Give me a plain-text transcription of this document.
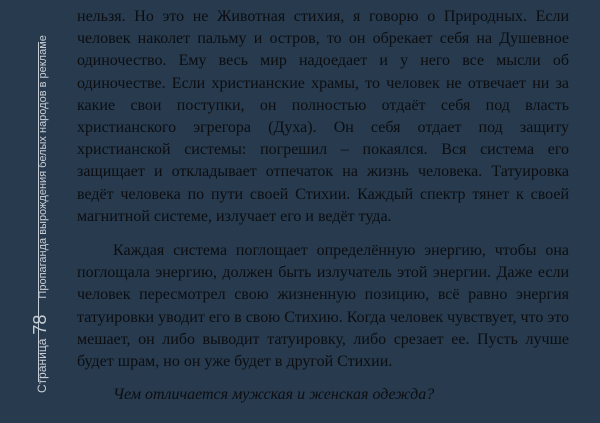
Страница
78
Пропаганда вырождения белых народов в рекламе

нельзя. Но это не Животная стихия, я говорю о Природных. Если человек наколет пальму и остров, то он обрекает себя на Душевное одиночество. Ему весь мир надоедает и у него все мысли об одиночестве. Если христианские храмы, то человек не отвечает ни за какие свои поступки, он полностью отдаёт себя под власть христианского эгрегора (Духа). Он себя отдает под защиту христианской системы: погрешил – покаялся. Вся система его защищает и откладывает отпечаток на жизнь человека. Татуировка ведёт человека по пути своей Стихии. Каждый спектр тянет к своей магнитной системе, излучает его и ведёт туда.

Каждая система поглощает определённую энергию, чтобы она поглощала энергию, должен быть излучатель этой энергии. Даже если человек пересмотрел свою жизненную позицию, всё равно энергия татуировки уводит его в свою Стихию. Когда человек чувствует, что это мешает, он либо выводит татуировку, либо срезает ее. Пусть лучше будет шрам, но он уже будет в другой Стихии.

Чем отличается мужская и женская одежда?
__________
● Written instruction
Take the listing above and restate it word for word, without its pictures.

● Task solution
Give me a plain-text transcription of this document.
Страница
78
Пропаганда вырождения белых народов в рекламе

нельзя. Но это не Животная стихия, я говорю о Природных. Если человек наколет пальму и остров, то он обрекает себя на Душевное одиночество. Ему весь мир надоедает и у него все мысли об одиночестве. Если христианские храмы, то человек не отвечает ни за какие свои поступки, он полностью отдаёт себя под власть христианского эгрегора (Духа). Он себя отдает под защиту христианской системы: погрешил – покаялся. Вся система его защищает и откладывает отпечаток на жизнь человека. Татуировка ведёт человека по пути своей Стихии. Каждый спектр тянет к своей магнитной системе, излучает его и ведёт туда.

Каждая система поглощает определённую энергию, чтобы она поглощала энергию, должен быть излучатель этой энергии. Даже если человек пересмотрел свою жизненную позицию, всё равно энергия татуировки уводит его в свою Стихию. Когда человек чувствует, что это мешает, он либо выводит татуировку, либо срезает ее. Пусть лучше будет шрам, но он уже будет в другой Стихии.

Чем отличается мужская и женская одежда?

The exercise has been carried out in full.